* _PROBLEM STATEMENT_
Drop the pictures, then extract the listing word for word.
━━━━━ MATERIAL FOR THIS EXERCISE ━━━━━
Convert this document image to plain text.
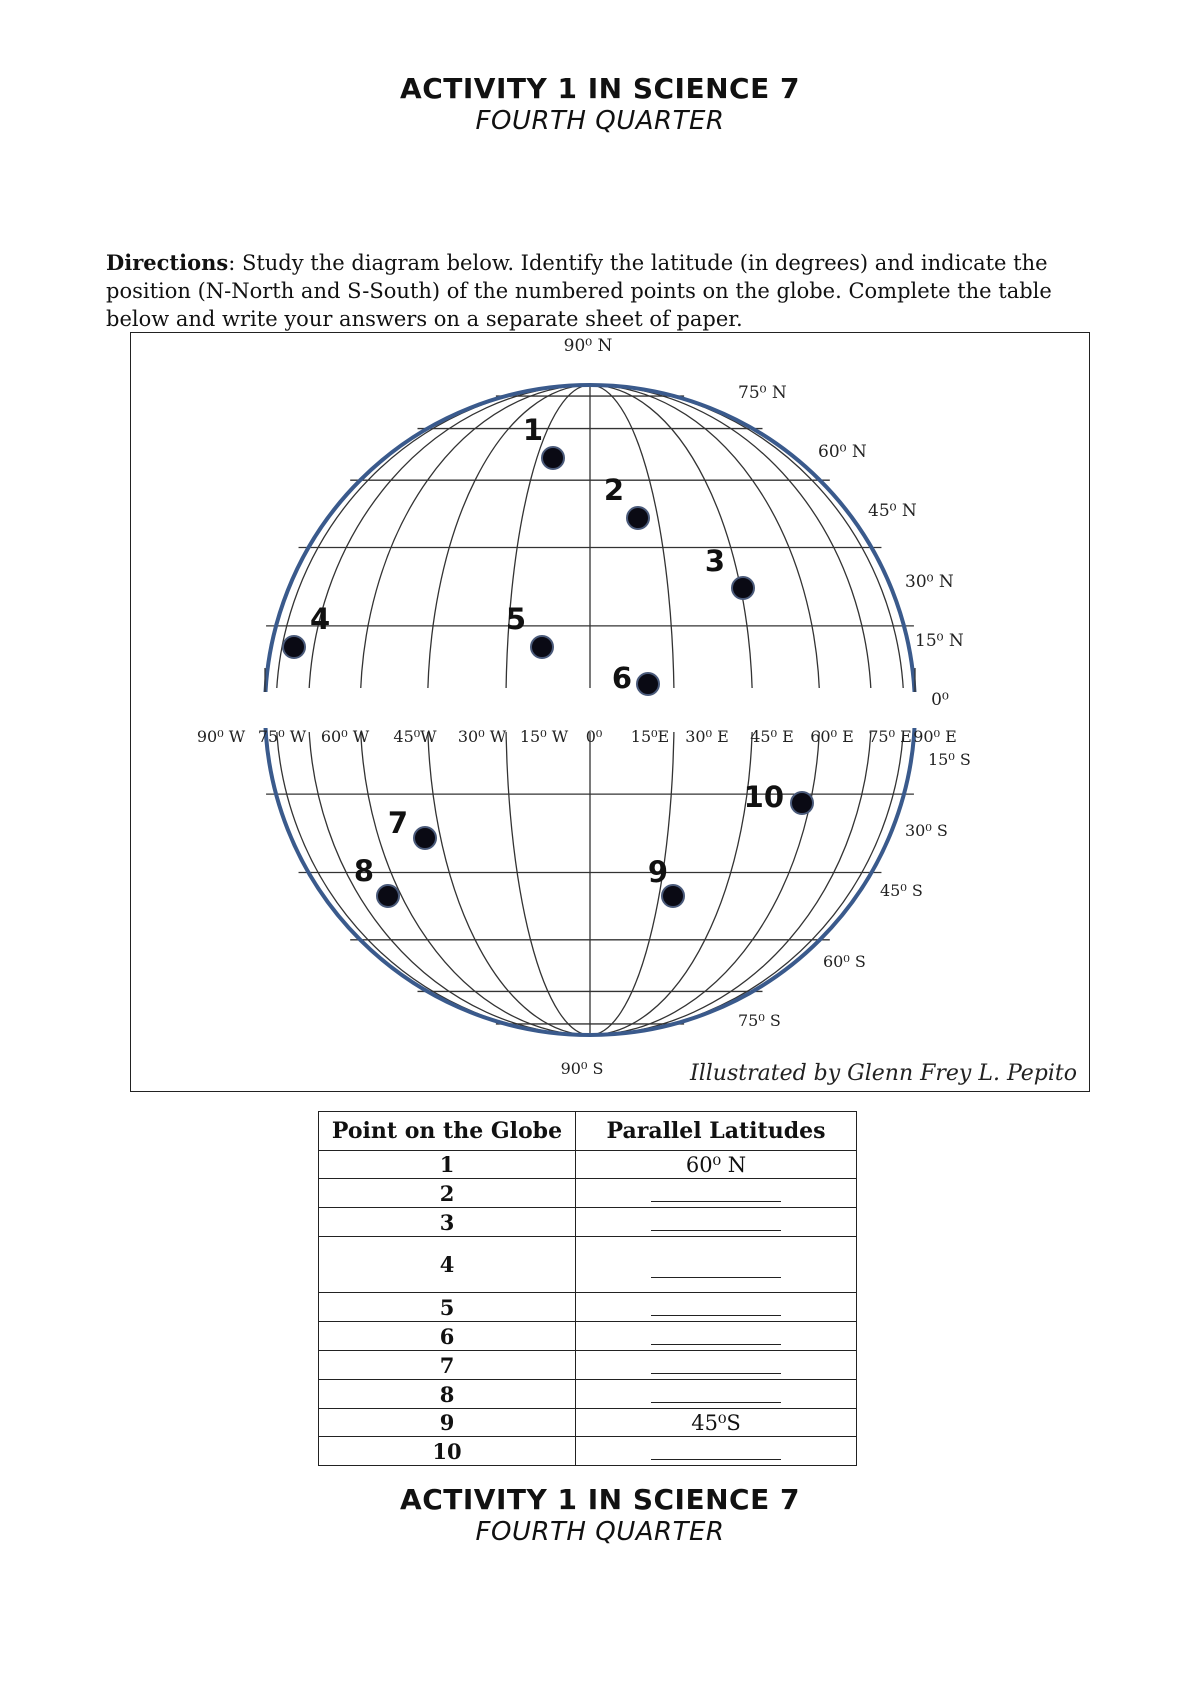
ACTIVITY 1 IN SCIENCE 7
FOURTH QUARTER
Directions: Study the diagram below. Identify the latitude (in degrees) and indicate the position (N-North and S-South) of the numbered points on the globe. Complete the table below and write your answers on a separate sheet of paper.
90⁰ N
75⁰ N
60⁰ N
45⁰ N
30⁰ N
15⁰ N
0⁰
15⁰ S
30⁰ S
45⁰ S
60⁰ S
75⁰ S
90⁰ S
90⁰ W 75⁰ W 60⁰ W 45⁰W 30⁰ W 15⁰ W 0⁰ 15⁰E 30⁰ E 45⁰ E 60⁰ E 75⁰ E 90⁰ E
1
2
3
4	5
6
7
8	9
10
Illustrated by Glenn Frey L. Pepito
Point on the Globe	Parallel Latitudes
1	60⁰ N
2	
3	
4	
5	
6	
7	
8	
9	45⁰S
10	
ACTIVITY 1 IN SCIENCE 7
FOURTH QUARTER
━━━━━
* _TASK RESPONSE_
Convert this document image to plain text.
ACTIVITY 1 IN SCIENCE 7
FOURTH QUARTER
Directions: Study the diagram below. Identify the latitude (in degrees) and indicate the position (N-North and S-South) of the numbered points on the globe. Complete the table below and write your answers on a separate sheet of paper.
90⁰ N
75⁰ N
60⁰ N
45⁰ N
30⁰ N
15⁰ N
0⁰
15⁰ S
30⁰ S
45⁰ S
60⁰ S
75⁰ S
90⁰ S
90⁰ W 75⁰ W 60⁰ W 45⁰W 30⁰ W 15⁰ W 0⁰ 15⁰E 30⁰ E 45⁰ E 60⁰ E 75⁰ E 90⁰ E
1
2
3
4	5
6
7
8	9
10
Illustrated by Glenn Frey L. Pepito
Point on the Globe	Parallel Latitudes
1	60⁰ N
2	
3	
4	
5	
6	
7	
8	
9	45⁰S
10	
ACTIVITY 1 IN SCIENCE 7
FOURTH QUARTER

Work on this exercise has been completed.